# EXCERPTED DATA start

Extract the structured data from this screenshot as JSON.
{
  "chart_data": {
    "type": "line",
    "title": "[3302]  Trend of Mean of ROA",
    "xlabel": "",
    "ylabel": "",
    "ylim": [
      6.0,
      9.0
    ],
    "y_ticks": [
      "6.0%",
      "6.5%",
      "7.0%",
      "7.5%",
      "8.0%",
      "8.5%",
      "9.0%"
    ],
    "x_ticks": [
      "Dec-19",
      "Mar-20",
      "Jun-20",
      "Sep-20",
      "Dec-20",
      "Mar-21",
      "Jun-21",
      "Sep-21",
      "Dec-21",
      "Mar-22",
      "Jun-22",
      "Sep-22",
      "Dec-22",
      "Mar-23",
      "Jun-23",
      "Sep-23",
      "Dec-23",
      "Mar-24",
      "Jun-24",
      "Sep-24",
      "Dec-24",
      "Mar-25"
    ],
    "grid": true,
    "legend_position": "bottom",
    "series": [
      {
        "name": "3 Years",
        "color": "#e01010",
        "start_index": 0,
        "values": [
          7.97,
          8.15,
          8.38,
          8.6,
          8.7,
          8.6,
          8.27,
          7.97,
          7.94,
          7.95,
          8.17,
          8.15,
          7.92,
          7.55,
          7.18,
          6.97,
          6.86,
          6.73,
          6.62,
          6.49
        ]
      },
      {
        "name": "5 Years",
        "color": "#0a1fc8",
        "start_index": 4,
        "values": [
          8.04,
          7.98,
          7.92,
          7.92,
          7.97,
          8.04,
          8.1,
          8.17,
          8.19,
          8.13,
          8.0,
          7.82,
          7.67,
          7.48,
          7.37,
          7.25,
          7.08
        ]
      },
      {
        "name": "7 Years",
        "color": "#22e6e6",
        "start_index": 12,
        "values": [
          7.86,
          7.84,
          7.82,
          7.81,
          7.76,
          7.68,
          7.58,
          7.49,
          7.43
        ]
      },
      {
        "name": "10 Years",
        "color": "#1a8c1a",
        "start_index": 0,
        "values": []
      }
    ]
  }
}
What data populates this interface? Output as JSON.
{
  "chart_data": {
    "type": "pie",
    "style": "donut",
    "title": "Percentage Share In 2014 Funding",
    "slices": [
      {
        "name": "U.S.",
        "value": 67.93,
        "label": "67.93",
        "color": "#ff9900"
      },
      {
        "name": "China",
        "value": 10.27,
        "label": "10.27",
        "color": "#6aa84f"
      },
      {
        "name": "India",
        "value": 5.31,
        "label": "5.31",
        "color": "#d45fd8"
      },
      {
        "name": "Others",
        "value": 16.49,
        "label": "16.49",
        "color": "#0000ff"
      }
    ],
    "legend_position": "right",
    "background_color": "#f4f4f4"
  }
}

# EXCERPTED DATA end

GIVEN REQUEST :: Spot every line that holds "Years" and copy it.

ANSWER TO THIS TASK ::
        "name": "3 Years",
        "name": "5 Years",
        "name": "7 Years",
        "name": "10 Years",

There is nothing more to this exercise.